__Task brief__
Retype all of the listing exactly, passing over any picture you find.

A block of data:
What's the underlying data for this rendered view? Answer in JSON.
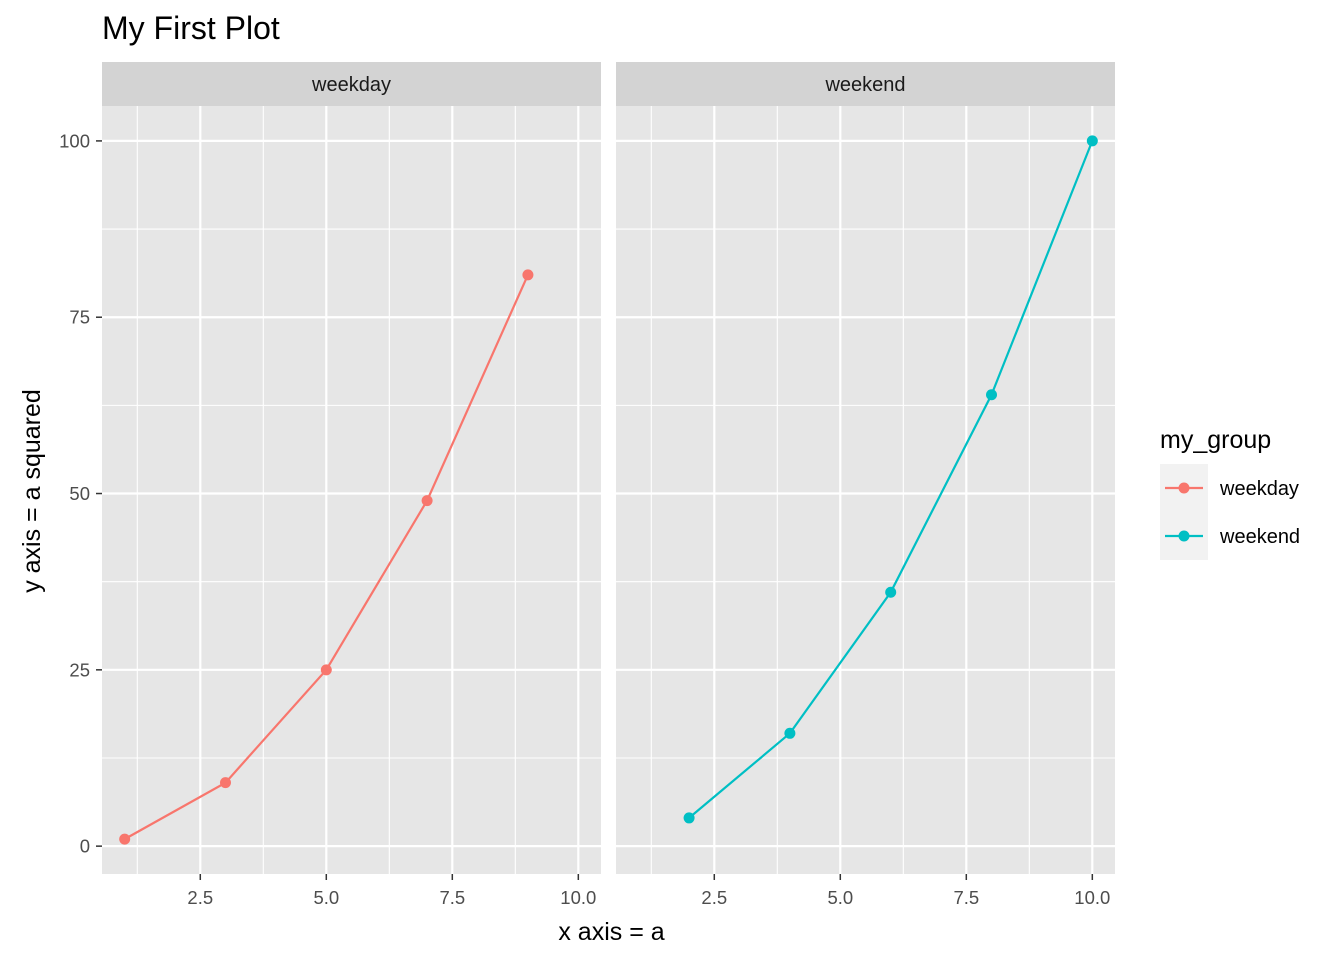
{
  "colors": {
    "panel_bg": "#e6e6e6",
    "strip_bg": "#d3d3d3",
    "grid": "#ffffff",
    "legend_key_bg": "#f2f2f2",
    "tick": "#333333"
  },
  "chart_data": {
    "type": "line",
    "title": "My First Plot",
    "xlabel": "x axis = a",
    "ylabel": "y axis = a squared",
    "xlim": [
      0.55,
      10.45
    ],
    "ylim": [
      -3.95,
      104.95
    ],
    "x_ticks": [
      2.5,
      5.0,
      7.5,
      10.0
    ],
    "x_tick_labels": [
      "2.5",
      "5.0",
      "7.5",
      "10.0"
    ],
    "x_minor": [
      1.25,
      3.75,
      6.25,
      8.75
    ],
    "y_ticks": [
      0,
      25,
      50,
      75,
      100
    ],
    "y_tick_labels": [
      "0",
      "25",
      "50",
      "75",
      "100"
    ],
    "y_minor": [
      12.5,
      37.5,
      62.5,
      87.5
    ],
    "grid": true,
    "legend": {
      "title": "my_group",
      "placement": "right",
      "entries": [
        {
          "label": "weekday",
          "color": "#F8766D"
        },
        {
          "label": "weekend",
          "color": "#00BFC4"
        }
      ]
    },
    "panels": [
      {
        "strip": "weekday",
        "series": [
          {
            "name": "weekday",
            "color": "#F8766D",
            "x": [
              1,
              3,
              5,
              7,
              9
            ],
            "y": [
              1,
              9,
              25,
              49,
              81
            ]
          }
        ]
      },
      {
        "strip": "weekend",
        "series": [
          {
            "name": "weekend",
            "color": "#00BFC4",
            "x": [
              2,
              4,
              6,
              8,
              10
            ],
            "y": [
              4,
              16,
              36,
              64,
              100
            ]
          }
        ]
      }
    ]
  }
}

__Written solution__
What's the underlying data for this rendered view? Answer in JSON.
{
  "colors": {
    "panel_bg": "#e6e6e6",
    "strip_bg": "#d3d3d3",
    "grid": "#ffffff",
    "legend_key_bg": "#f2f2f2",
    "tick": "#333333"
  },
  "chart_data": {
    "type": "line",
    "title": "My First Plot",
    "xlabel": "x axis = a",
    "ylabel": "y axis = a squared",
    "xlim": [
      0.55,
      10.45
    ],
    "ylim": [
      -3.95,
      104.95
    ],
    "x_ticks": [
      2.5,
      5.0,
      7.5,
      10.0
    ],
    "x_tick_labels": [
      "2.5",
      "5.0",
      "7.5",
      "10.0"
    ],
    "x_minor": [
      1.25,
      3.75,
      6.25,
      8.75
    ],
    "y_ticks": [
      0,
      25,
      50,
      75,
      100
    ],
    "y_tick_labels": [
      "0",
      "25",
      "50",
      "75",
      "100"
    ],
    "y_minor": [
      12.5,
      37.5,
      62.5,
      87.5
    ],
    "grid": true,
    "legend": {
      "title": "my_group",
      "placement": "right",
      "entries": [
        {
          "label": "weekday",
          "color": "#F8766D"
        },
        {
          "label": "weekend",
          "color": "#00BFC4"
        }
      ]
    },
    "panels": [
      {
        "strip": "weekday",
        "series": [
          {
            "name": "weekday",
            "color": "#F8766D",
            "x": [
              1,
              3,
              5,
              7,
              9
            ],
            "y": [
              1,
              9,
              25,
              49,
              81
            ]
          }
        ]
      },
      {
        "strip": "weekend",
        "series": [
          {
            "name": "weekend",
            "color": "#00BFC4",
            "x": [
              2,
              4,
              6,
              8,
              10
            ],
            "y": [
              4,
              16,
              36,
              64,
              100
            ]
          }
        ]
      }
    ]
  }
}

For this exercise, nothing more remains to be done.